Data for processing start

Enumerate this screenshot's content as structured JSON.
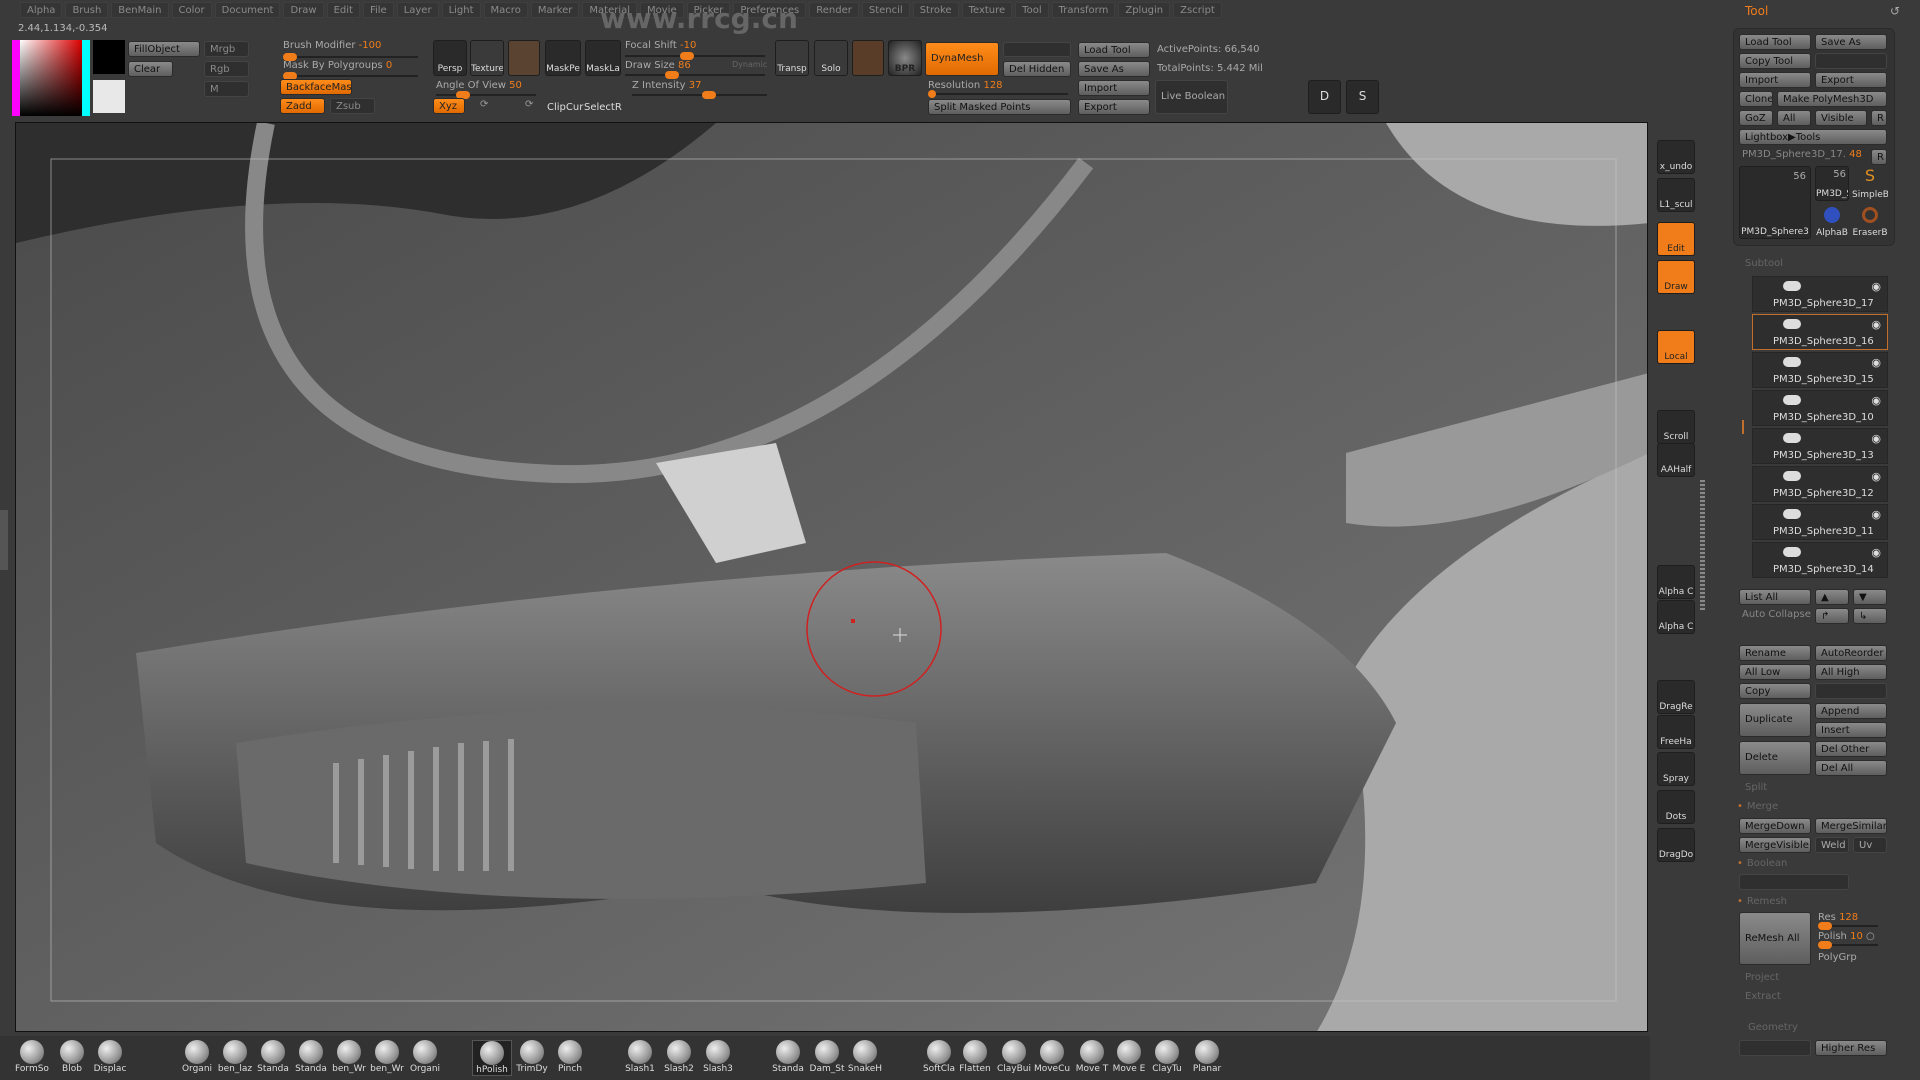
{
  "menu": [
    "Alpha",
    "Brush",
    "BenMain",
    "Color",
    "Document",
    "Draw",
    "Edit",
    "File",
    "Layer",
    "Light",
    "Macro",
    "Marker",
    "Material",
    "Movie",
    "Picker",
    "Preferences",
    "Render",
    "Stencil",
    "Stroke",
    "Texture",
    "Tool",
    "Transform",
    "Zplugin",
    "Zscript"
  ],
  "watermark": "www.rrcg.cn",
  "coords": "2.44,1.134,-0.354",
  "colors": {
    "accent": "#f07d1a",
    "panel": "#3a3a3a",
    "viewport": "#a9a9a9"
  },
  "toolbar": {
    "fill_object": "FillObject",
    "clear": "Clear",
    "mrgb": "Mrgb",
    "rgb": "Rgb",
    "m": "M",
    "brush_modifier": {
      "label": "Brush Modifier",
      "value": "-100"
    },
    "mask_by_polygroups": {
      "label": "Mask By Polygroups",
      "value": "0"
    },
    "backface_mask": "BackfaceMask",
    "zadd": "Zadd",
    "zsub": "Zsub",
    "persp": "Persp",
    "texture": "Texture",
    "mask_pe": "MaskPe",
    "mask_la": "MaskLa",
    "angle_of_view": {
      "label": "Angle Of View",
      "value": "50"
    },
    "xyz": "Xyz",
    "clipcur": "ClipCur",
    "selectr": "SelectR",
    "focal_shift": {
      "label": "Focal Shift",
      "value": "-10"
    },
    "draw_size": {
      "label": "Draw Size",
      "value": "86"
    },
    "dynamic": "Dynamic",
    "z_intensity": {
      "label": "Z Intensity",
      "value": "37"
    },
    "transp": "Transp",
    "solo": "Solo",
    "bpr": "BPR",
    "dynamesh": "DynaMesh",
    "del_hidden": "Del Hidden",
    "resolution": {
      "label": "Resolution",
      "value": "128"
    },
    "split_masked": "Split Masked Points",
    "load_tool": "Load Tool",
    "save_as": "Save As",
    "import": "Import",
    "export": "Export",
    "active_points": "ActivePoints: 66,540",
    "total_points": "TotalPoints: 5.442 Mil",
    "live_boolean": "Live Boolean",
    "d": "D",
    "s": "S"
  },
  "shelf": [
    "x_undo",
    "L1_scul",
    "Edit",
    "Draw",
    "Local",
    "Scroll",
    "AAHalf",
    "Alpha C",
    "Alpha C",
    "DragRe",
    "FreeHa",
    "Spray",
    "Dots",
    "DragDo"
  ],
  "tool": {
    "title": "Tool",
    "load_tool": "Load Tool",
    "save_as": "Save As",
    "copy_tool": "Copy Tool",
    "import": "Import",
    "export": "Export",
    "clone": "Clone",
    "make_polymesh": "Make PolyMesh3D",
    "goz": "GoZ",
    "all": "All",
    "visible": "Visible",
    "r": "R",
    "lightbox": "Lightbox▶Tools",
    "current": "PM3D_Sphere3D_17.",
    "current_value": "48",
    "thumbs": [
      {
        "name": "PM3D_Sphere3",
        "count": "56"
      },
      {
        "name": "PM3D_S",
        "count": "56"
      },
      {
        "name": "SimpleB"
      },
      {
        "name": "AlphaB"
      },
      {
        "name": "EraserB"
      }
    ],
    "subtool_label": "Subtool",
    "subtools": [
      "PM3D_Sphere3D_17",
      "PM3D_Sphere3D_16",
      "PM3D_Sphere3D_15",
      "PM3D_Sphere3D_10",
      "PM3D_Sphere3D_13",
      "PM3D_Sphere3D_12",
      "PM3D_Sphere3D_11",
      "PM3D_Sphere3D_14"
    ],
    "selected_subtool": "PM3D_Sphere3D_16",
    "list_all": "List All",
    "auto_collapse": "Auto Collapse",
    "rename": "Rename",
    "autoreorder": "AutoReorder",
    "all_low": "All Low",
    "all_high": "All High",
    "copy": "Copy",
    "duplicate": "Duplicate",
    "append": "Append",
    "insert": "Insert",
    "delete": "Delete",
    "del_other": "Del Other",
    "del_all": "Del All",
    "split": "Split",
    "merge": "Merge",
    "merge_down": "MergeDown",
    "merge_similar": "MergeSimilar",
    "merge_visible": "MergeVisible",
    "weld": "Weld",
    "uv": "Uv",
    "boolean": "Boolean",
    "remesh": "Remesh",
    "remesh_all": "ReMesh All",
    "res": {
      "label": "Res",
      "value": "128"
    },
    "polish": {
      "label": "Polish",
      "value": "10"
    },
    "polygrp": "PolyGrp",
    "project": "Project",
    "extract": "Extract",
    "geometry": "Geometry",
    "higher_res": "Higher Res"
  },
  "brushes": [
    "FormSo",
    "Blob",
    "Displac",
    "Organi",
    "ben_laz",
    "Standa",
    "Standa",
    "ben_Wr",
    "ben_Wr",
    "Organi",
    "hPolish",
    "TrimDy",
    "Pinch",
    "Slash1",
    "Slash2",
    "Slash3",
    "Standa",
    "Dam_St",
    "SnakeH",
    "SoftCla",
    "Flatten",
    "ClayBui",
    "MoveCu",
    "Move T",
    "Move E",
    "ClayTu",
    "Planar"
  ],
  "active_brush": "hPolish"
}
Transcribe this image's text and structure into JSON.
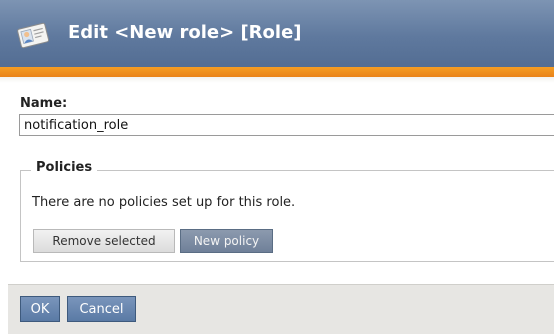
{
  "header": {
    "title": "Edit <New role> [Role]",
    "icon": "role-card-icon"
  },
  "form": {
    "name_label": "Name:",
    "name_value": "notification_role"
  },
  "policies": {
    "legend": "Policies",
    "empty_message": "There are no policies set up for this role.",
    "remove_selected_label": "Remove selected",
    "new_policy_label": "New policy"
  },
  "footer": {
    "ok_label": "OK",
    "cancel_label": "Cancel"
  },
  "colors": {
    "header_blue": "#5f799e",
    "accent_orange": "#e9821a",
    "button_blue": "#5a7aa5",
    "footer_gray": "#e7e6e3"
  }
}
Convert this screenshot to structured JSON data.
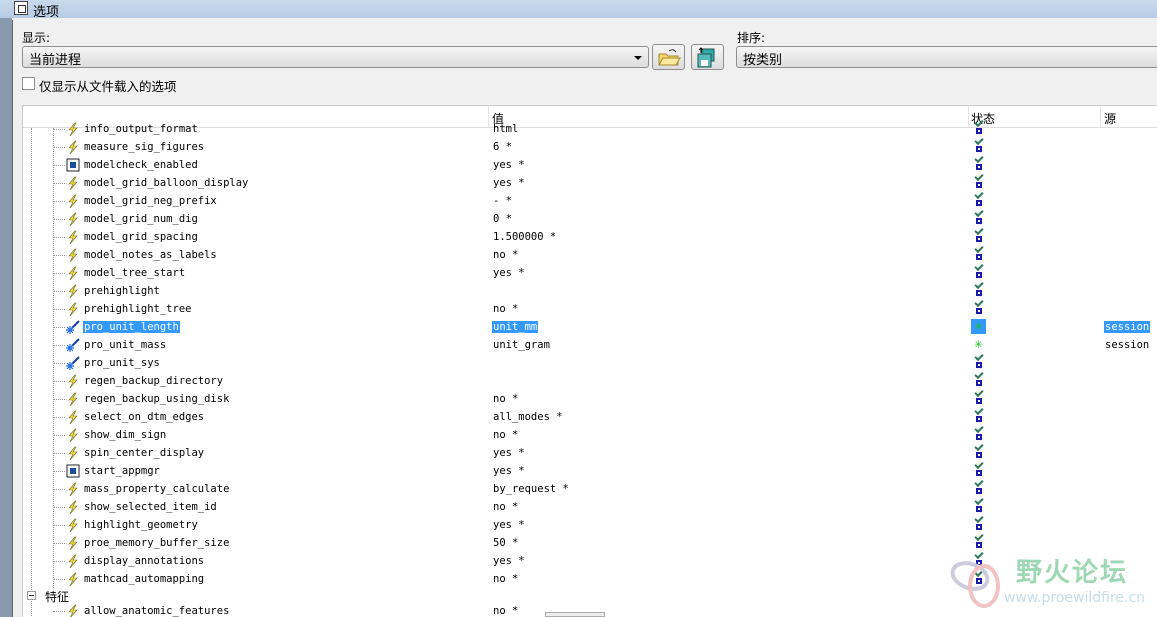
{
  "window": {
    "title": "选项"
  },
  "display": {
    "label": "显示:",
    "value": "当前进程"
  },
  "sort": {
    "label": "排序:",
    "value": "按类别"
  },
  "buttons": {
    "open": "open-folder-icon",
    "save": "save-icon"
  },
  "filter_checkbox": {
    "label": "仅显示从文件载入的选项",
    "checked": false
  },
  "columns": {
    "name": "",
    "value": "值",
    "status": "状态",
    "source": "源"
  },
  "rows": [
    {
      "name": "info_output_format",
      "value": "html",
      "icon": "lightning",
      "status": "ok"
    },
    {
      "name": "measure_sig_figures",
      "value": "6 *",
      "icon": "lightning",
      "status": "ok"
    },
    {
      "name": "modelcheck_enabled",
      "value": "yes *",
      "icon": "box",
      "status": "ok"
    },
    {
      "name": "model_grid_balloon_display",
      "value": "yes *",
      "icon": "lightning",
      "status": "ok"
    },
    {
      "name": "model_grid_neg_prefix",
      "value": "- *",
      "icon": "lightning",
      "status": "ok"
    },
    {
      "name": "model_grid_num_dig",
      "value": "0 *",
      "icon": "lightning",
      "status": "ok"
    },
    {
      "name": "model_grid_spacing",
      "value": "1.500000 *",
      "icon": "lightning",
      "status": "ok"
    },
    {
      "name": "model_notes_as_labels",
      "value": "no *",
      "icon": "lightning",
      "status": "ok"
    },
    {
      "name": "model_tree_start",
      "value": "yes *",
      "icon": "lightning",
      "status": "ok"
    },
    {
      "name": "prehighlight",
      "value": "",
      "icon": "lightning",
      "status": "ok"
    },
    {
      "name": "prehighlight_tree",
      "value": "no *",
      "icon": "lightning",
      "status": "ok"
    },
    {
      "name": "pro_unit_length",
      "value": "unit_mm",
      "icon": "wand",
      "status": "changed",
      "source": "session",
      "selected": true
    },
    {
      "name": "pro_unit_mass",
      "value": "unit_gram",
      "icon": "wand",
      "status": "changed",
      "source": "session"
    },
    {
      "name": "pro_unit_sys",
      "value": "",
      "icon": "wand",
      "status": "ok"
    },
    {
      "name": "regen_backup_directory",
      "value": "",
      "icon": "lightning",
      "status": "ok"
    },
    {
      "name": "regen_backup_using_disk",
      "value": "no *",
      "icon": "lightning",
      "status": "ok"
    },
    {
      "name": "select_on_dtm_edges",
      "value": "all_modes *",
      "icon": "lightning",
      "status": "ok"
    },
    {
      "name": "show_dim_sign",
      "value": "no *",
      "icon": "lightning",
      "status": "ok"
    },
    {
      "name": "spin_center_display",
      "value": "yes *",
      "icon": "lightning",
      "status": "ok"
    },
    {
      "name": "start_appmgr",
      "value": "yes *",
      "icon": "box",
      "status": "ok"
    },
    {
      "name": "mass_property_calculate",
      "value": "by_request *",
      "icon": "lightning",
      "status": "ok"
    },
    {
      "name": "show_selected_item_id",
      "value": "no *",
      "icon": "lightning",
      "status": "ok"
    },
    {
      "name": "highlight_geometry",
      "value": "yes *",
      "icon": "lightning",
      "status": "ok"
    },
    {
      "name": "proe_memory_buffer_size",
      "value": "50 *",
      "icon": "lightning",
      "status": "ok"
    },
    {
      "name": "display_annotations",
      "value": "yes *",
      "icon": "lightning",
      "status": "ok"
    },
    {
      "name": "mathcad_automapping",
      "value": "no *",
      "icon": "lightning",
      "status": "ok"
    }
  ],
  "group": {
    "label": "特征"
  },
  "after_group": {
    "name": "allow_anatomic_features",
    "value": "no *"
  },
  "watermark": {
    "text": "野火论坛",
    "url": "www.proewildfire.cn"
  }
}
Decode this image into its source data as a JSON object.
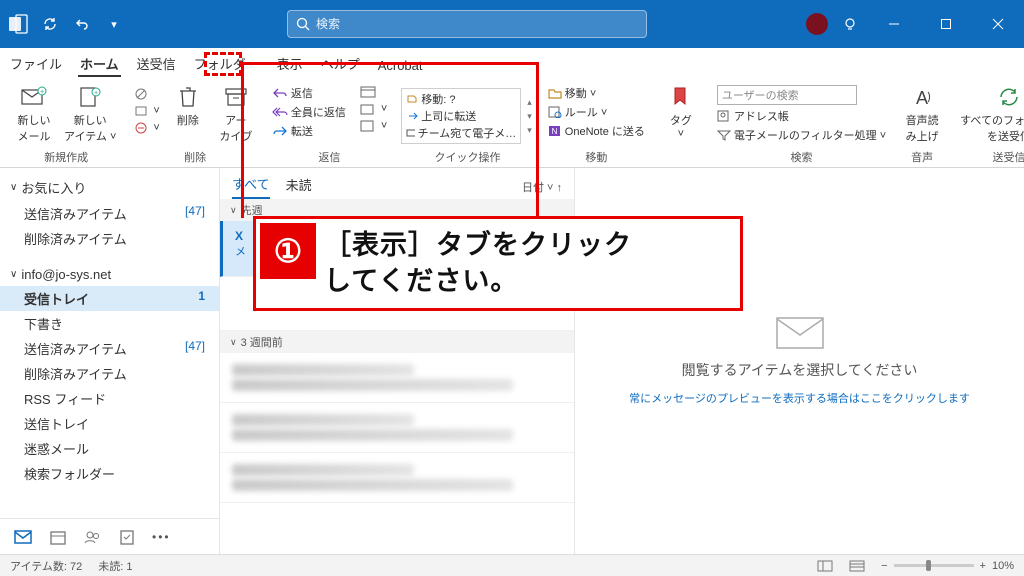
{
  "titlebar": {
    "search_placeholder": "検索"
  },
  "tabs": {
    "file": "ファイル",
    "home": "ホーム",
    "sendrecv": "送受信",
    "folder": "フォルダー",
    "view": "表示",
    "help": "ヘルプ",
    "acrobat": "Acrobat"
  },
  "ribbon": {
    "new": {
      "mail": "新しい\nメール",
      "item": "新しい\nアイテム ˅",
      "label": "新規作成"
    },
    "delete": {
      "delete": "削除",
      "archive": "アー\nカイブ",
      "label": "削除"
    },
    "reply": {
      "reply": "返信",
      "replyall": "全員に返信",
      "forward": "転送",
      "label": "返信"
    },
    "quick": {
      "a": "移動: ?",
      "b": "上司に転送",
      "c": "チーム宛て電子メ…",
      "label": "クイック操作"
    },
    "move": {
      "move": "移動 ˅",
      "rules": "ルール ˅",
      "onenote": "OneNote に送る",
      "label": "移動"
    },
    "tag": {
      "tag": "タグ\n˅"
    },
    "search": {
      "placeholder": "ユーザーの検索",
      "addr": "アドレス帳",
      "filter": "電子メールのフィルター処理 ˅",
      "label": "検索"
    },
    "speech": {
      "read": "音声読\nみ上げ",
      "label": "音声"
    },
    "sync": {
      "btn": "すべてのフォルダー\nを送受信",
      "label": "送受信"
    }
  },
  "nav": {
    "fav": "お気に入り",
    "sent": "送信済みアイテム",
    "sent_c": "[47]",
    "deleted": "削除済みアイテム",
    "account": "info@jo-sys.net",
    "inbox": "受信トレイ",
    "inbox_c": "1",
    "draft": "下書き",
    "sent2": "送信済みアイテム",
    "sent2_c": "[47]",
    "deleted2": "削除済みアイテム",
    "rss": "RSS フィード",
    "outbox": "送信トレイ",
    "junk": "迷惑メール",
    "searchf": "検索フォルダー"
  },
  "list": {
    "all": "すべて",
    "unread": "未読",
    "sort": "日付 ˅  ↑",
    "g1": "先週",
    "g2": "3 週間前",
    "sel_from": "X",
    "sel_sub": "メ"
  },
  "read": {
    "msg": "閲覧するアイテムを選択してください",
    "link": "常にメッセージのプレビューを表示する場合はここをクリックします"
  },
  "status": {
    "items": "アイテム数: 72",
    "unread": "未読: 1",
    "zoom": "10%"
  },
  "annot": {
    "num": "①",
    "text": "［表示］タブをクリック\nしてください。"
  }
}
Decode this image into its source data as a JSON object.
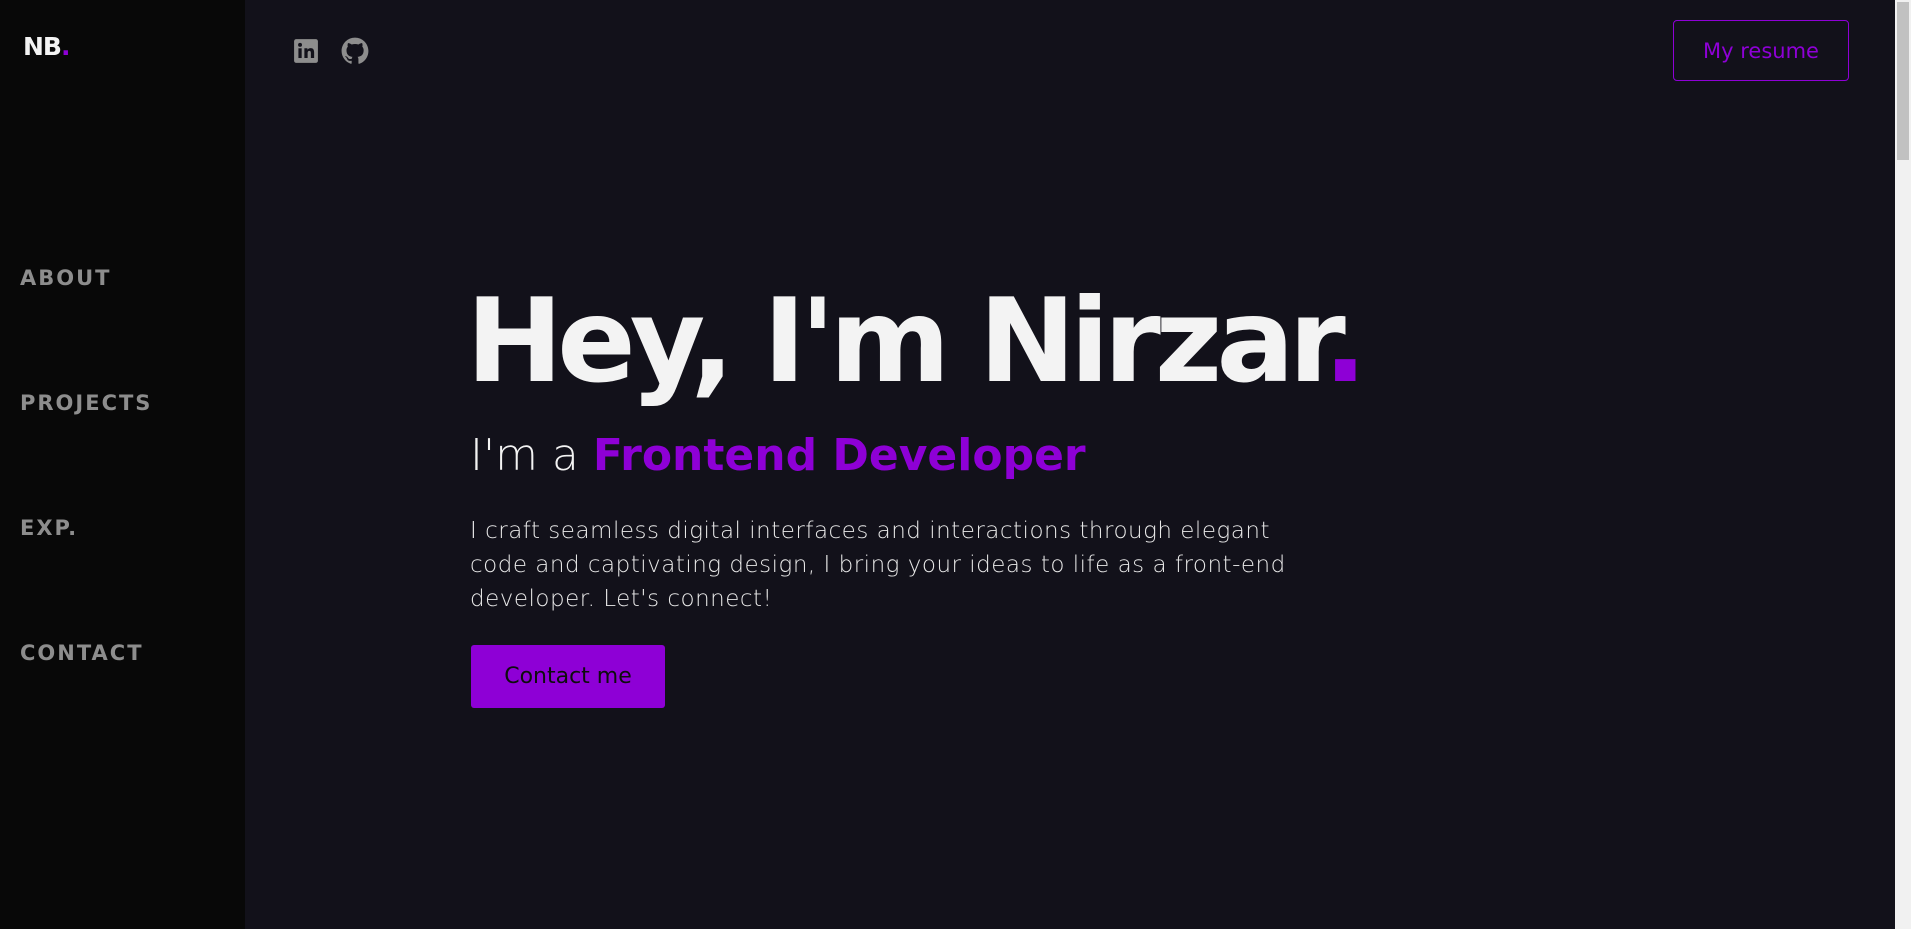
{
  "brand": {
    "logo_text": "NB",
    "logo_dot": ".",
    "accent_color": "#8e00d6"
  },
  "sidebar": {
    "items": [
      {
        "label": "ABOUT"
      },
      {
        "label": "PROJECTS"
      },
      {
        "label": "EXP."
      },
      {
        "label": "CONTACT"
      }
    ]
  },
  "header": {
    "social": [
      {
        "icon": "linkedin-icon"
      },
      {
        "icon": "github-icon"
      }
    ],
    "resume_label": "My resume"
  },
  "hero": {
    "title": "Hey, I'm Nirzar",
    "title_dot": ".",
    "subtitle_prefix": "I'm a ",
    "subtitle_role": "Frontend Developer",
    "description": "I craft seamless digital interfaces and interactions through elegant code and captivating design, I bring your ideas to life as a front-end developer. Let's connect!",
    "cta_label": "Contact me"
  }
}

Data for processing end

> **The task**
Tell how many lines in the records above contain "structured", giving the number and no other words.

> **Task result**
2